TASK DIRECTIONS> Filter these entries, keeping only lines that hold the word "title".

DATA FOR THE TASK>

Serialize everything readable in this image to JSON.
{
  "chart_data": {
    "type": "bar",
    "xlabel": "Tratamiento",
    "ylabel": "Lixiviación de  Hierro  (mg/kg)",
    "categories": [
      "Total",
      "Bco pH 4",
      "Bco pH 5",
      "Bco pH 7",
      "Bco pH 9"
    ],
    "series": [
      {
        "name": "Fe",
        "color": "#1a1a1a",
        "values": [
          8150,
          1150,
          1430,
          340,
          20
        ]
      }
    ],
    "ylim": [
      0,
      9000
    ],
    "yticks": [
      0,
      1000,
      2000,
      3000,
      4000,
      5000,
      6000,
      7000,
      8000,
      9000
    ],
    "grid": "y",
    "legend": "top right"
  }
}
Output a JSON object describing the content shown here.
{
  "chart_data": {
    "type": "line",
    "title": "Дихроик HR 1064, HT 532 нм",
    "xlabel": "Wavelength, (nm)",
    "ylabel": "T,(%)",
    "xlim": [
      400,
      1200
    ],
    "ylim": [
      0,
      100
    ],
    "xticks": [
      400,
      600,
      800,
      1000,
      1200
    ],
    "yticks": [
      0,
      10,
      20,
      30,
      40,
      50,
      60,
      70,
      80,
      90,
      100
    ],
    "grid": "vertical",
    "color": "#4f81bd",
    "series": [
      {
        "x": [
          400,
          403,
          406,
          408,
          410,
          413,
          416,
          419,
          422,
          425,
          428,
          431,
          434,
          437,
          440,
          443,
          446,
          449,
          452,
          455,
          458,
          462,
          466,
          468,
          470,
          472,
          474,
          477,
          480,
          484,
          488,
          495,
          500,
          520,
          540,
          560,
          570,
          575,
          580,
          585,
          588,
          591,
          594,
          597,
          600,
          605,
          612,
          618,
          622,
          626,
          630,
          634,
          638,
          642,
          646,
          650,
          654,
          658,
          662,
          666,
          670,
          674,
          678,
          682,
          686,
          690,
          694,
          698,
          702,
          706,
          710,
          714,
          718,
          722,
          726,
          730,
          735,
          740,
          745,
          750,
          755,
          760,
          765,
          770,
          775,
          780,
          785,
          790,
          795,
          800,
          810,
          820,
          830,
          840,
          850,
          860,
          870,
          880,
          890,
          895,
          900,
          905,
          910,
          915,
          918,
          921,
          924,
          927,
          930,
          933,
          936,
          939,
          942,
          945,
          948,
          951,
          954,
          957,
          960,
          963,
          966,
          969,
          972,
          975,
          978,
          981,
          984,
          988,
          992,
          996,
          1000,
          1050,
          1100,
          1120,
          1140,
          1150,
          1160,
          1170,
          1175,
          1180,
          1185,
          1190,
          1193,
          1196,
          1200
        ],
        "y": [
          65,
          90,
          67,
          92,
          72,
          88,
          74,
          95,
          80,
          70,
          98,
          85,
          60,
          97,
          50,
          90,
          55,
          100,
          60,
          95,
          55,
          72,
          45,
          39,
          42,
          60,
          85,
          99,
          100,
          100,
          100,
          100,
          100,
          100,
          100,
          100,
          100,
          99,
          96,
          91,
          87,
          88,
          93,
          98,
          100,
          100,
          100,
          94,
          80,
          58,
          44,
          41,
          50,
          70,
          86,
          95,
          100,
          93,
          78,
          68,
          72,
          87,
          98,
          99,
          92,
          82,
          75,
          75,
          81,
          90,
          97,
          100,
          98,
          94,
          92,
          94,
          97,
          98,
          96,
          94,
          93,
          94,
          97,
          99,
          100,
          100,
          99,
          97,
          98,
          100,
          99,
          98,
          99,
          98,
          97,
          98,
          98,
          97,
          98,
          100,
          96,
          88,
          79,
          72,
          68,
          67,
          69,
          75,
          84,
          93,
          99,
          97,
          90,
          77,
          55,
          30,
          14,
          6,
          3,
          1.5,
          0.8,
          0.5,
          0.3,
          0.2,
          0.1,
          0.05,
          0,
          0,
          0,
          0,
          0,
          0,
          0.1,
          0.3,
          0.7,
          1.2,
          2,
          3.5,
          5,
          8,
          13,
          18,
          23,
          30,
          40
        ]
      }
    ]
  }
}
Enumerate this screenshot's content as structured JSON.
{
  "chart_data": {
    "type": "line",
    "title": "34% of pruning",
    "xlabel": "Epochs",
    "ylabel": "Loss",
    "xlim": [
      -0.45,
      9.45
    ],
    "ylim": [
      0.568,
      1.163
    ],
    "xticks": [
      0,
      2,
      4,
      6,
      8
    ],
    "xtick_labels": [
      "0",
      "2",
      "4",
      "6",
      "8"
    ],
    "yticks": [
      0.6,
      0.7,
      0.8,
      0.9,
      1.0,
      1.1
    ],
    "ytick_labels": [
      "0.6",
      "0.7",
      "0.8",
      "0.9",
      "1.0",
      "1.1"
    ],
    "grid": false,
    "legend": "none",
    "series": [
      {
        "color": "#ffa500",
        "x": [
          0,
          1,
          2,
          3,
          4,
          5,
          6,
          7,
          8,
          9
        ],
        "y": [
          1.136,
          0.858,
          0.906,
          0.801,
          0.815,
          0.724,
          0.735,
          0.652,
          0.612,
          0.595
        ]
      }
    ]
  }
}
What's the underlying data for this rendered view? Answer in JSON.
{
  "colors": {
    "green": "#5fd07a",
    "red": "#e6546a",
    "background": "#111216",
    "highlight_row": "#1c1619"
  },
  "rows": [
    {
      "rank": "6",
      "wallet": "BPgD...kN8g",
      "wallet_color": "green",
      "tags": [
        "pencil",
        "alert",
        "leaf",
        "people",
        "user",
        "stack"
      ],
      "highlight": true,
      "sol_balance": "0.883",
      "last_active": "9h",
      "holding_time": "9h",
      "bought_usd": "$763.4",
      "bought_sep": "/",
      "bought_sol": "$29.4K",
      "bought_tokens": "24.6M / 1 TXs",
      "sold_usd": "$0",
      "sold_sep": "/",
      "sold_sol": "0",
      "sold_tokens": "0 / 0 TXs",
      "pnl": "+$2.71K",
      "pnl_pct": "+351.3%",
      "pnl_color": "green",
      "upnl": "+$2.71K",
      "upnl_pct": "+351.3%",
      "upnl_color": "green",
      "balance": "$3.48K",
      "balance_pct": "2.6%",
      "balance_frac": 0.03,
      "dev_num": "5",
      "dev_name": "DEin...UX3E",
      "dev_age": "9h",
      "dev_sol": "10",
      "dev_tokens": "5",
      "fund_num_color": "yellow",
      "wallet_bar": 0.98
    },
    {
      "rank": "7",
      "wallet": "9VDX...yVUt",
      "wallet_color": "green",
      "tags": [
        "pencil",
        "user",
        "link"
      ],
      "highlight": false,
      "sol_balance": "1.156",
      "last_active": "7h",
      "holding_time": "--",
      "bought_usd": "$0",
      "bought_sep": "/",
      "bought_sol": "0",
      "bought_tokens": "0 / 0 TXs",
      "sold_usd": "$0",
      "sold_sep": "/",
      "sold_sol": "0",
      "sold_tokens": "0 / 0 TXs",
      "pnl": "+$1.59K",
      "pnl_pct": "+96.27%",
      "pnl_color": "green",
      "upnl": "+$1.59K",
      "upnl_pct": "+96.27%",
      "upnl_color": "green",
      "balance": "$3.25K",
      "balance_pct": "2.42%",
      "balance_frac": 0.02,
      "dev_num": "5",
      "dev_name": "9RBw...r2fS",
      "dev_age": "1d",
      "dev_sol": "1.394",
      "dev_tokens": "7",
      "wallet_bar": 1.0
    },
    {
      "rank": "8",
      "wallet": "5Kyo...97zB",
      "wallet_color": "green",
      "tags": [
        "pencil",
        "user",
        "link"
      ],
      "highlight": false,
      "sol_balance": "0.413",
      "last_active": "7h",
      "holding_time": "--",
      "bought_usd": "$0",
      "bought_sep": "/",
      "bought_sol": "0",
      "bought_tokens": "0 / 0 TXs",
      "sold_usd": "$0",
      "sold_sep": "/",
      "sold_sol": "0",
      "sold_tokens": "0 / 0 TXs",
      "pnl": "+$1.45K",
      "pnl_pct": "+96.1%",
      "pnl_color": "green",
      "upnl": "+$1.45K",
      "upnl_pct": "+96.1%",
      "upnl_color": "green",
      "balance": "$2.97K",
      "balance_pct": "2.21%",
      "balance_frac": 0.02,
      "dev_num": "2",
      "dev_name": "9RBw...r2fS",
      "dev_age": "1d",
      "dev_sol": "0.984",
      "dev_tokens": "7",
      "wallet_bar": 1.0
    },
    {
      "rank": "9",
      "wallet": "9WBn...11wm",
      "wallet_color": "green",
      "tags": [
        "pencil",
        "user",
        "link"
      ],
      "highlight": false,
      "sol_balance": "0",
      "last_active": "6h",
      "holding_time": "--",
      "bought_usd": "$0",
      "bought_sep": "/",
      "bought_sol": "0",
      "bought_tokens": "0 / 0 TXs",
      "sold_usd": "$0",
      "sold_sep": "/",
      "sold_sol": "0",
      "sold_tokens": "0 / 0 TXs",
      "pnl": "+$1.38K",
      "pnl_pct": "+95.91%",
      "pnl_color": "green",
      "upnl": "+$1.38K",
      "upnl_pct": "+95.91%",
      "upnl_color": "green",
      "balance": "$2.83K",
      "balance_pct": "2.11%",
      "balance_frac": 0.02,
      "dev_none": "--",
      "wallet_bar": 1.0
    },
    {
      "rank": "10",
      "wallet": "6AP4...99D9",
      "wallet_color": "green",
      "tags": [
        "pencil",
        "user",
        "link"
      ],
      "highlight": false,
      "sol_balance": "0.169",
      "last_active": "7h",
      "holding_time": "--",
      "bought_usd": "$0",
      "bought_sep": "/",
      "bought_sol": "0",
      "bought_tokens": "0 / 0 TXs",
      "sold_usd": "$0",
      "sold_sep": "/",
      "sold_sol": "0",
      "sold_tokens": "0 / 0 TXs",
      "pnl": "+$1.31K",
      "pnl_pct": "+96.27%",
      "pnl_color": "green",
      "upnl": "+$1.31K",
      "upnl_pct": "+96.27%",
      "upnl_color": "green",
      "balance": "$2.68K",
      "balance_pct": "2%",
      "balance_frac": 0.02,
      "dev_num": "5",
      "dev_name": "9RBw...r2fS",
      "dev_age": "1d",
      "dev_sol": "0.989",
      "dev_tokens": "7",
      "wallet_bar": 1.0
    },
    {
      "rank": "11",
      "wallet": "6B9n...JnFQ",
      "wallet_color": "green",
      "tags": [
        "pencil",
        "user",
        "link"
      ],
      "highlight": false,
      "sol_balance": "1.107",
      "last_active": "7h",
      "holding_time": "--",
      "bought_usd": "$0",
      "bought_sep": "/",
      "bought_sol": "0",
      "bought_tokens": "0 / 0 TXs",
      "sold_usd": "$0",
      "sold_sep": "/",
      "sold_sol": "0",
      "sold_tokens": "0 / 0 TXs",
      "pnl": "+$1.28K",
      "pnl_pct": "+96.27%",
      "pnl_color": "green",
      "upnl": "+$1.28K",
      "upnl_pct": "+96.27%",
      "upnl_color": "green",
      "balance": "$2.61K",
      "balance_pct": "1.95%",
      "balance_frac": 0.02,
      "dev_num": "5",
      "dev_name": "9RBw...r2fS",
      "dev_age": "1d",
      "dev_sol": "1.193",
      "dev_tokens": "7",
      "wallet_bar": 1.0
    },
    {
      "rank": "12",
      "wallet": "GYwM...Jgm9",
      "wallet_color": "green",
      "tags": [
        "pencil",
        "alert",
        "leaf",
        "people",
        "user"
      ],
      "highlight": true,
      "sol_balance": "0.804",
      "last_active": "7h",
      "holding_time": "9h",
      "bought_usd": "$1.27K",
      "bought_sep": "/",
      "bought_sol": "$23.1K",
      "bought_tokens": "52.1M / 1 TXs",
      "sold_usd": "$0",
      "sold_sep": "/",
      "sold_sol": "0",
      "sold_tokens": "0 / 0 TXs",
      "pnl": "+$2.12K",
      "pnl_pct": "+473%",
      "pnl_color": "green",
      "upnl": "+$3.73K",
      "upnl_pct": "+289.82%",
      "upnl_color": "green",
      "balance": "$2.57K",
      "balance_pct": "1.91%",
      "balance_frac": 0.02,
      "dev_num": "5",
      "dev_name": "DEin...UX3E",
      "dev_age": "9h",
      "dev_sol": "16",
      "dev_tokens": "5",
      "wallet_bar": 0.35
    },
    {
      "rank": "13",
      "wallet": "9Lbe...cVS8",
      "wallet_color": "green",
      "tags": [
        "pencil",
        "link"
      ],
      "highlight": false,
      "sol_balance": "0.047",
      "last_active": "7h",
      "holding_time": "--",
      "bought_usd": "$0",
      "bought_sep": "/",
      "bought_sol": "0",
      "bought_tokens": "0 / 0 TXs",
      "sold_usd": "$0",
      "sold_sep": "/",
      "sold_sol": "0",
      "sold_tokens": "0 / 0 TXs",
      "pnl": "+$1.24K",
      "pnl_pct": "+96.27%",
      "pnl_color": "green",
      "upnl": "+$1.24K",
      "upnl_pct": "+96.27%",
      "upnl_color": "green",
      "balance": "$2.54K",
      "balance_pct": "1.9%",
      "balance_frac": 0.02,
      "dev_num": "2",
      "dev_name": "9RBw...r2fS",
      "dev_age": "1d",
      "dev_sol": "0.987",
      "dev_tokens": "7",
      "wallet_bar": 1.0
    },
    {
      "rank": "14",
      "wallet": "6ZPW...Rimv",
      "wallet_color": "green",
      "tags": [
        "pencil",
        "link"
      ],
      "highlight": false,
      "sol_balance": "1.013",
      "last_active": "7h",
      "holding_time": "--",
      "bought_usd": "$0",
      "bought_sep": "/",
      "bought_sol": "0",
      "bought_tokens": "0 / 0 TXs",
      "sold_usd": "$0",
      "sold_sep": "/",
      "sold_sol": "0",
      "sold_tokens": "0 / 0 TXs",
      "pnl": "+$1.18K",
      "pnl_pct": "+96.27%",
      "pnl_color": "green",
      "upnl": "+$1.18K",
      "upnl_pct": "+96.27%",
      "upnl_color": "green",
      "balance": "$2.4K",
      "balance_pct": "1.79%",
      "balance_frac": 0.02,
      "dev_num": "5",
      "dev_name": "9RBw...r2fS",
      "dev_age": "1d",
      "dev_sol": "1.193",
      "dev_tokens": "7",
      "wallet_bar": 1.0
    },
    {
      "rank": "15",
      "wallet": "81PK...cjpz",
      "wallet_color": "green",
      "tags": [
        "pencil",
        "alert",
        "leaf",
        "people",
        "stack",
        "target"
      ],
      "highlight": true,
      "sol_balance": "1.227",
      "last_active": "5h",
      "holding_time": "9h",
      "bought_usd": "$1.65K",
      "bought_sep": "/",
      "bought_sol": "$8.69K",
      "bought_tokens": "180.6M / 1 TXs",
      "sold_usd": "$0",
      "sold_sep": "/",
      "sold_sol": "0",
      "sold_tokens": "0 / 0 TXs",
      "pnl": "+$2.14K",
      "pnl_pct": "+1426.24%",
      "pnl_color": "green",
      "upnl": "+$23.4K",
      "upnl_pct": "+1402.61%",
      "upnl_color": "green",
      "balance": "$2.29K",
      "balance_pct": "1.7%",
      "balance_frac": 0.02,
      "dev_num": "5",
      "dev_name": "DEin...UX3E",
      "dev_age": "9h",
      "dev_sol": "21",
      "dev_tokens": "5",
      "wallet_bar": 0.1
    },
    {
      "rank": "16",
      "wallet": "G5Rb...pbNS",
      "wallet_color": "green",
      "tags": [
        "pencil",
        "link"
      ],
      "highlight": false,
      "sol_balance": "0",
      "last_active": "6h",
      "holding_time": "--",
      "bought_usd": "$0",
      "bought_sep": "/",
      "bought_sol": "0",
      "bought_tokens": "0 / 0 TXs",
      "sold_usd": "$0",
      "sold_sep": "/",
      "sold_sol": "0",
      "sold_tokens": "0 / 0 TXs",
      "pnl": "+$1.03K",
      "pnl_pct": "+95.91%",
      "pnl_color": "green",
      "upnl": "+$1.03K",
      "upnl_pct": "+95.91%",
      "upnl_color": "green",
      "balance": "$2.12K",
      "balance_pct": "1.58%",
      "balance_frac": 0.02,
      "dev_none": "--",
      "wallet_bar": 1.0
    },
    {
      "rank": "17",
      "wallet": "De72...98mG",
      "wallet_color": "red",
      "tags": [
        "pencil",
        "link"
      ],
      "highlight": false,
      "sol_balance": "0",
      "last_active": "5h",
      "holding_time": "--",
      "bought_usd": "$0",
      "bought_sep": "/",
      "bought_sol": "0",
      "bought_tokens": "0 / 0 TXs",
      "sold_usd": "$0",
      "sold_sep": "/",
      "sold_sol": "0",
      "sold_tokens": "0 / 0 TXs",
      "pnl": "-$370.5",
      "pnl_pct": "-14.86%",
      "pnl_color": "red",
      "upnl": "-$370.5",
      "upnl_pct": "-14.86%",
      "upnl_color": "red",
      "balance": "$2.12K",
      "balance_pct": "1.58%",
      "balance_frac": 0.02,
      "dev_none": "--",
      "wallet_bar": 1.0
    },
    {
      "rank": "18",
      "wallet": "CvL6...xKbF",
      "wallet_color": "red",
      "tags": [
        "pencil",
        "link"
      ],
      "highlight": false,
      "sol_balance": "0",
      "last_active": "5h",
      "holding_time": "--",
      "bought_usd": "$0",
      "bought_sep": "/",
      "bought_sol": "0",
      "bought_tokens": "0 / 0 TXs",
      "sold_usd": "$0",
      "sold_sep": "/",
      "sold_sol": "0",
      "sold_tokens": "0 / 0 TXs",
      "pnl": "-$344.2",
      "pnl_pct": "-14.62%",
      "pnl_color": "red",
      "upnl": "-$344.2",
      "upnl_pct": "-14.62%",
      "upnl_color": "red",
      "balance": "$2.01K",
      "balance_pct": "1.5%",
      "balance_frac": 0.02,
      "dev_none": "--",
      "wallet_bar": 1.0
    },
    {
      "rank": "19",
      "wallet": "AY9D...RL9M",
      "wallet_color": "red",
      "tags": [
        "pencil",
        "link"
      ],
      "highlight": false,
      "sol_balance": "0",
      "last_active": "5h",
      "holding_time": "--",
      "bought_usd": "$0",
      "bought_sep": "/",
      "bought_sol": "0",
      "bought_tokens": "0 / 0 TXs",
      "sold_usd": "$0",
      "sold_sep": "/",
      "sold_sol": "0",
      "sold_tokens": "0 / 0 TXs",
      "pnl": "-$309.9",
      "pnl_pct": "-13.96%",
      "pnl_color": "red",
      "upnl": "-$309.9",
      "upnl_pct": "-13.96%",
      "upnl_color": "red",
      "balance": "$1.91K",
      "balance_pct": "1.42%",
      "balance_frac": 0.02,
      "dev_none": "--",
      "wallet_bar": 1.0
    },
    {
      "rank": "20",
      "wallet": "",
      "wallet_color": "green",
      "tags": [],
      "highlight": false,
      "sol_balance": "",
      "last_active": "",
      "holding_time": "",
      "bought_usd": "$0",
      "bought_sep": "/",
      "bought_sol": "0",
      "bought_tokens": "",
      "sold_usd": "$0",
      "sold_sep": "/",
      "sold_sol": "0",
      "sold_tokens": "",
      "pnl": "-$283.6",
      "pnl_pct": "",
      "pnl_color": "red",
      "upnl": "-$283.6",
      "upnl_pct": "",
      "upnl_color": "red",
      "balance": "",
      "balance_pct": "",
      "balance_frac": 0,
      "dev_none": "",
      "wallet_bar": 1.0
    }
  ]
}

TASK RESPONSE>
    "title": "Дихроик HR 1064, HT 532 нм",
    "title": "34% of pruning",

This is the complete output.